======== RECORDS SHOWN

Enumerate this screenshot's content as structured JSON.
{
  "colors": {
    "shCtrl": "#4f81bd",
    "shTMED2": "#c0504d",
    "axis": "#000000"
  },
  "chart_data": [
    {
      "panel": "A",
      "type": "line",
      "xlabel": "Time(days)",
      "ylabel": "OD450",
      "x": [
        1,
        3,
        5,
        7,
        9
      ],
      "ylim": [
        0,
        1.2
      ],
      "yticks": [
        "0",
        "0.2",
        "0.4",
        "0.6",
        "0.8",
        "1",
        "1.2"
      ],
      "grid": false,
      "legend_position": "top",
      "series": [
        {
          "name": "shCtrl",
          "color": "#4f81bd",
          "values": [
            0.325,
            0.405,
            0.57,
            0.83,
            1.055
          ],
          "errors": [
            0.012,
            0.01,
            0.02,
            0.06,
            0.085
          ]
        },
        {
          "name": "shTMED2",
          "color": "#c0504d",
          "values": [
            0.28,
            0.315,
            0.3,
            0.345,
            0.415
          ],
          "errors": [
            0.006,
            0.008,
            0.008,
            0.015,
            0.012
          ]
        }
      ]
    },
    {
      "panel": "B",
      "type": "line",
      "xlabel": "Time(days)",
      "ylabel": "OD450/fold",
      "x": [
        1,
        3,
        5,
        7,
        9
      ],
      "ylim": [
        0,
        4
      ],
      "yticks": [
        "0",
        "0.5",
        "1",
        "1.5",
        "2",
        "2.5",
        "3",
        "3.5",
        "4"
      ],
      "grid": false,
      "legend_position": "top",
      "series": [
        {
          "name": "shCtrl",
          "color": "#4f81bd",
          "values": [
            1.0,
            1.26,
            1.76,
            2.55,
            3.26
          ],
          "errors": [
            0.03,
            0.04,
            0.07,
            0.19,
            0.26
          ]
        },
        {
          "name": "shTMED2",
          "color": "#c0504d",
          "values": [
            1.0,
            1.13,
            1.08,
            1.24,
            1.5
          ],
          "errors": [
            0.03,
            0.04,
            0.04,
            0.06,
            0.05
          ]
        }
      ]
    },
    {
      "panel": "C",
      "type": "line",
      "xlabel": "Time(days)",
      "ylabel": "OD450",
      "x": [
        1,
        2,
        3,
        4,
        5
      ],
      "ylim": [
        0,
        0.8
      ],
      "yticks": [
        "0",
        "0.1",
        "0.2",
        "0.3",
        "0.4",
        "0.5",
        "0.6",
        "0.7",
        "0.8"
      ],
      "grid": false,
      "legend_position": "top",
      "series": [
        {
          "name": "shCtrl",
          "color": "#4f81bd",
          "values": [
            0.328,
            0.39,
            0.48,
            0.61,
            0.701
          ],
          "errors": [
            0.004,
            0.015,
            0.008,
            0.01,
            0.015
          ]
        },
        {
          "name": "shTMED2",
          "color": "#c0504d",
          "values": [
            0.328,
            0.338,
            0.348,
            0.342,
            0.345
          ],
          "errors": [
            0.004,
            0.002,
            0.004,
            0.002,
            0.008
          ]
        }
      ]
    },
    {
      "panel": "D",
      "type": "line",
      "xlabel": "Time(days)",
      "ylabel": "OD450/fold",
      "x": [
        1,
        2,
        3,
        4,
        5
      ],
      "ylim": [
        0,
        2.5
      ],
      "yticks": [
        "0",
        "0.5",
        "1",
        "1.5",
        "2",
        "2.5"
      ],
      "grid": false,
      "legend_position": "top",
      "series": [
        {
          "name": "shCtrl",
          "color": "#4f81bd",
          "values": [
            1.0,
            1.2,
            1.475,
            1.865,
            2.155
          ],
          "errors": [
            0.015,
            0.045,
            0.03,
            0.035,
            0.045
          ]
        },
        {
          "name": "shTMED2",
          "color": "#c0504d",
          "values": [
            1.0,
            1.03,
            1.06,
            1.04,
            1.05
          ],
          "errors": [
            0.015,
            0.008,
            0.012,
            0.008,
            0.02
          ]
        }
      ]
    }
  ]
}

================

### OBJECTIVE:
Write the listing out again, exactly as it reads.

### COMPLETED EXERCISE:
Enumerate this screenshot's content as structured JSON.
{
  "colors": {
    "shCtrl": "#4f81bd",
    "shTMED2": "#c0504d",
    "axis": "#000000"
  },
  "chart_data": [
    {
      "panel": "A",
      "type": "line",
      "xlabel": "Time(days)",
      "ylabel": "OD450",
      "x": [
        1,
        3,
        5,
        7,
        9
      ],
      "ylim": [
        0,
        1.2
      ],
      "yticks": [
        "0",
        "0.2",
        "0.4",
        "0.6",
        "0.8",
        "1",
        "1.2"
      ],
      "grid": false,
      "legend_position": "top",
      "series": [
        {
          "name": "shCtrl",
          "color": "#4f81bd",
          "values": [
            0.325,
            0.405,
            0.57,
            0.83,
            1.055
          ],
          "errors": [
            0.012,
            0.01,
            0.02,
            0.06,
            0.085
          ]
        },
        {
          "name": "shTMED2",
          "color": "#c0504d",
          "values": [
            0.28,
            0.315,
            0.3,
            0.345,
            0.415
          ],
          "errors": [
            0.006,
            0.008,
            0.008,
            0.015,
            0.012
          ]
        }
      ]
    },
    {
      "panel": "B",
      "type": "line",
      "xlabel": "Time(days)",
      "ylabel": "OD450/fold",
      "x": [
        1,
        3,
        5,
        7,
        9
      ],
      "ylim": [
        0,
        4
      ],
      "yticks": [
        "0",
        "0.5",
        "1",
        "1.5",
        "2",
        "2.5",
        "3",
        "3.5",
        "4"
      ],
      "grid": false,
      "legend_position": "top",
      "series": [
        {
          "name": "shCtrl",
          "color": "#4f81bd",
          "values": [
            1.0,
            1.26,
            1.76,
            2.55,
            3.26
          ],
          "errors": [
            0.03,
            0.04,
            0.07,
            0.19,
            0.26
          ]
        },
        {
          "name": "shTMED2",
          "color": "#c0504d",
          "values": [
            1.0,
            1.13,
            1.08,
            1.24,
            1.5
          ],
          "errors": [
            0.03,
            0.04,
            0.04,
            0.06,
            0.05
          ]
        }
      ]
    },
    {
      "panel": "C",
      "type": "line",
      "xlabel": "Time(days)",
      "ylabel": "OD450",
      "x": [
        1,
        2,
        3,
        4,
        5
      ],
      "ylim": [
        0,
        0.8
      ],
      "yticks": [
        "0",
        "0.1",
        "0.2",
        "0.3",
        "0.4",
        "0.5",
        "0.6",
        "0.7",
        "0.8"
      ],
      "grid": false,
      "legend_position": "top",
      "series": [
        {
          "name": "shCtrl",
          "color": "#4f81bd",
          "values": [
            0.328,
            0.39,
            0.48,
            0.61,
            0.701
          ],
          "errors": [
            0.004,
            0.015,
            0.008,
            0.01,
            0.015
          ]
        },
        {
          "name": "shTMED2",
          "color": "#c0504d",
          "values": [
            0.328,
            0.338,
            0.348,
            0.342,
            0.345
          ],
          "errors": [
            0.004,
            0.002,
            0.004,
            0.002,
            0.008
          ]
        }
      ]
    },
    {
      "panel": "D",
      "type": "line",
      "xlabel": "Time(days)",
      "ylabel": "OD450/fold",
      "x": [
        1,
        2,
        3,
        4,
        5
      ],
      "ylim": [
        0,
        2.5
      ],
      "yticks": [
        "0",
        "0.5",
        "1",
        "1.5",
        "2",
        "2.5"
      ],
      "grid": false,
      "legend_position": "top",
      "series": [
        {
          "name": "shCtrl",
          "color": "#4f81bd",
          "values": [
            1.0,
            1.2,
            1.475,
            1.865,
            2.155
          ],
          "errors": [
            0.015,
            0.045,
            0.03,
            0.035,
            0.045
          ]
        },
        {
          "name": "shTMED2",
          "color": "#c0504d",
          "values": [
            1.0,
            1.03,
            1.06,
            1.04,
            1.05
          ],
          "errors": [
            0.015,
            0.008,
            0.012,
            0.008,
            0.02
          ]
        }
      ]
    }
  ]
}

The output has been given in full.